> **WORKING DATA**

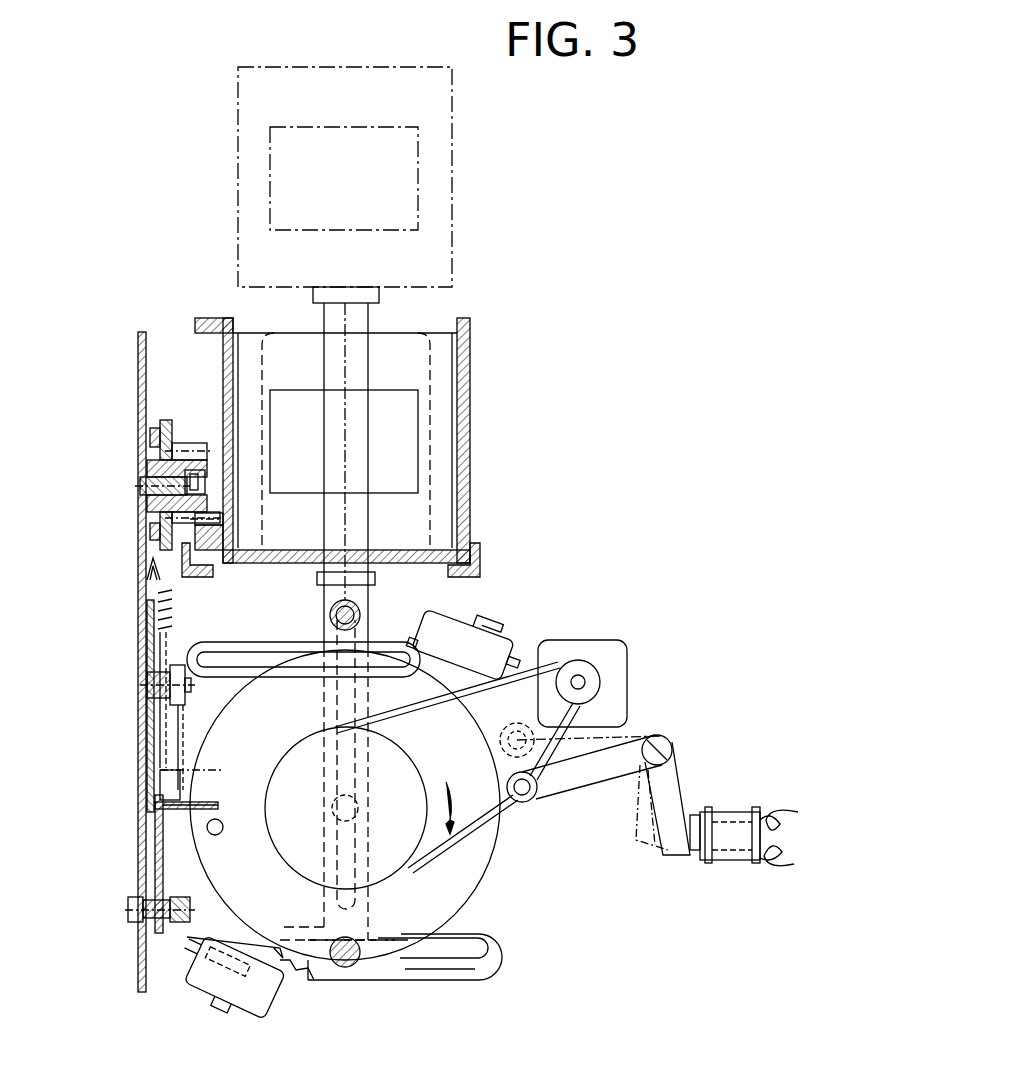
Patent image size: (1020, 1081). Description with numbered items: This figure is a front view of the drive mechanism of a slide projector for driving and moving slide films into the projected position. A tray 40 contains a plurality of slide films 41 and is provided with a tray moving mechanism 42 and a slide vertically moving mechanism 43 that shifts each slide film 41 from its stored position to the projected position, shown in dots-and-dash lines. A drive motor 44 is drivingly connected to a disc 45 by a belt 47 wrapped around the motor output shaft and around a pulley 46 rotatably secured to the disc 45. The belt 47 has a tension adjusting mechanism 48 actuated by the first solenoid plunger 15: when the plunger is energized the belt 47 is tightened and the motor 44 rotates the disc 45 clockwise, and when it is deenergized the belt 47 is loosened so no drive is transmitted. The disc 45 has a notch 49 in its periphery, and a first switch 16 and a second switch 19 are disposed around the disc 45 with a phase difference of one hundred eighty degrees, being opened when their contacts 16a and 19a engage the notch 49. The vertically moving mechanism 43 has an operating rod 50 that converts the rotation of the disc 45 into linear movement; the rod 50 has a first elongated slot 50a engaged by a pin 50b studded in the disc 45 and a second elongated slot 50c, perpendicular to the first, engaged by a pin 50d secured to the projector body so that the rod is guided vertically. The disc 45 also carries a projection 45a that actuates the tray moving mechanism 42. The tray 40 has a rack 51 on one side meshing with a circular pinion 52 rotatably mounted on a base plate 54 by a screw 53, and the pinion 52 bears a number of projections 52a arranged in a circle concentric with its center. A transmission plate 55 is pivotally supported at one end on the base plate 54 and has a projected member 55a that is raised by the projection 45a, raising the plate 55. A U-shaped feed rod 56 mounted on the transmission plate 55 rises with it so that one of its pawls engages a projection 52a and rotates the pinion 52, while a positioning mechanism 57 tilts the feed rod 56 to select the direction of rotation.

The first solenoid plunger 15 is at (724, 844).
The first switch 16 is at (268, 1010).
The contact 16a is at (274, 944).
The second switch 19 is at (486, 634).
The contact 19a is at (421, 662).
The tray 40 is at (470, 388).
The slide film 41 is at (414, 326).
The tray moving mechanism 42 is at (216, 618).
The slide vertically moving mechanism 43 is at (372, 592).
The drive motor 44 is at (592, 650).
The disc 45 is at (484, 876).
The projection 45a is at (220, 834).
The pulley 46 is at (394, 759).
The belt 47 is at (522, 802).
The tension adjusting mechanism 48 is at (596, 770).
The notch 49 is at (297, 966).
The operating rod 50 is at (500, 947).
The first elongated slot 50a is at (454, 972).
The pin 50b is at (358, 946).
The second elongated slot 50c is at (334, 708).
The pin 50d is at (330, 615).
The rack 51 is at (218, 562).
The circular pinion 52 is at (186, 444).
The projections 52a is at (158, 428).
The screw 53 is at (198, 484).
The base plate 54 is at (138, 387).
The transmission plate 55 is at (150, 867).
The projected member 55a is at (216, 800).
The U-shaped feed rod 56 is at (146, 731).
The positioning mechanism 57 is at (176, 628).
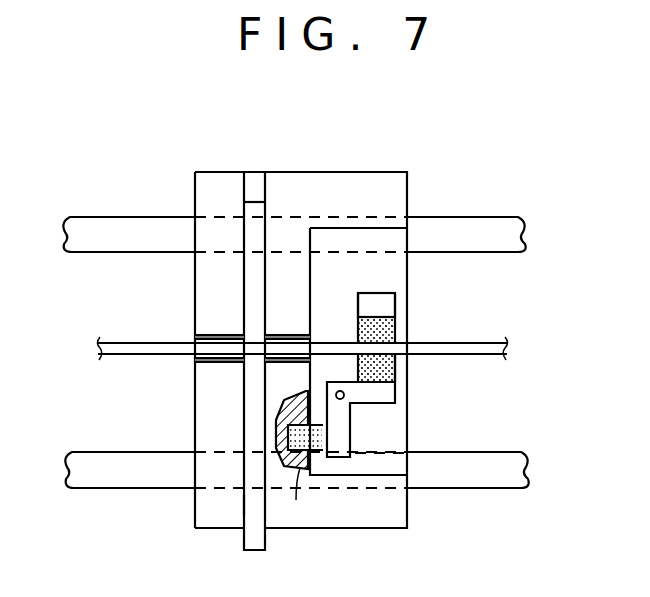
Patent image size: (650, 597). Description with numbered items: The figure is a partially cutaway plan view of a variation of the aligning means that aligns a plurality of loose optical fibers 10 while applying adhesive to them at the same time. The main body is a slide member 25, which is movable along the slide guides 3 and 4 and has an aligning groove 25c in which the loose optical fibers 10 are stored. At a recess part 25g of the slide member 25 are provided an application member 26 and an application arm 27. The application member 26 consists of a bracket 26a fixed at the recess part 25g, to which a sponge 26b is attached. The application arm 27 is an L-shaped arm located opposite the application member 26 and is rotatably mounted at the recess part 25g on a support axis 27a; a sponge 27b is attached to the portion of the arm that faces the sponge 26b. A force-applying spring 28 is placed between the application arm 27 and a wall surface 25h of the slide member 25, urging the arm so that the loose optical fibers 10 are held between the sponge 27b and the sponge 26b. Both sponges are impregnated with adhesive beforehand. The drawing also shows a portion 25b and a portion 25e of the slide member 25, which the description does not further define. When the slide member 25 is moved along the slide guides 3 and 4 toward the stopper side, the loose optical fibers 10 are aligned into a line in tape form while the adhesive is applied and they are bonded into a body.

The slide guide 3 is at (112, 227).
The slide guide 4 is at (481, 478).
The loose optical fibers 10 is at (492, 357).
The slide member 25 is at (311, 166).
The bracket lower wall 25b is at (247, 496).
The aligning groove 25c is at (197, 343).
The bracket rib 25e is at (252, 213).
The recess part 25g is at (378, 239).
The wall surface 25h is at (298, 470).
The application member 26 is at (399, 305).
The bracket 26a is at (360, 304).
The sponge 26b is at (397, 327).
The application arm 27 is at (401, 411).
The support axis 27a is at (327, 383).
The sponge 27b is at (397, 368).
The force-applying spring 28 is at (278, 441).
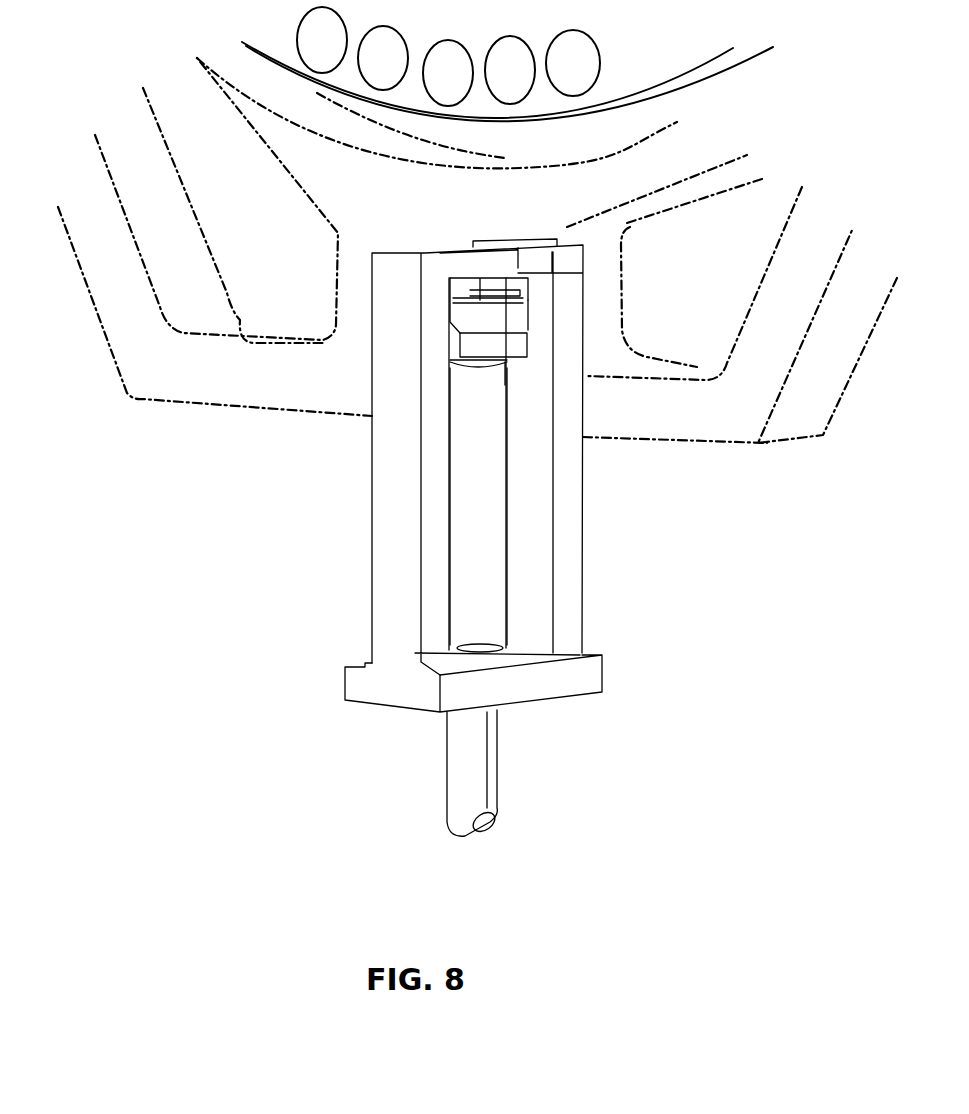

> **SHORT TASK**
Find every line in the material above that contains the string "optical", matching case exactly, and copy each of those lines.

> **CORRECT RESPONSE**
Patent image size: (650, 597). Description with numbered items: The figure is a partially cutaway plan view of a variation of the aligning means that aligns a plurality of loose optical fibers 10 while applying adhesive to them at the same time. The main body is a slide member 25, which is movable along the slide guides 3 and 4 and has an aligning groove 25c in which the loose optical fibers 10 are stored. At a recess part 25g of the slide member 25 are provided an application member 26 and an application arm 27. The application member 26 consists of a bracket 26a fixed at the recess part 25g, to which a sponge 26b is attached. The application arm 27 is an L-shaped arm located opposite the application member 26 and is rotatably mounted at the recess part 25g on a support axis 27a; a sponge 27b is attached to the portion of the arm that faces the sponge 26b. A force-applying spring 28 is placed between the application arm 27 and a wall surface 25h of the slide member 25, urging the arm so that the loose optical fibers 10 are held between the sponge 27b and the sponge 26b. Both sponges are impregnated with adhesive beforehand. The drawing also shows a portion 25b and a portion 25e of the slide member 25, which the description does not further define. When the slide member 25 is moved along the slide guides 3 and 4 toward the stopper side, the loose optical fibers 10 are aligned into a line in tape form while the adhesive is applied and they are bonded into a body.
The loose optical fibers 10 is at (492, 357).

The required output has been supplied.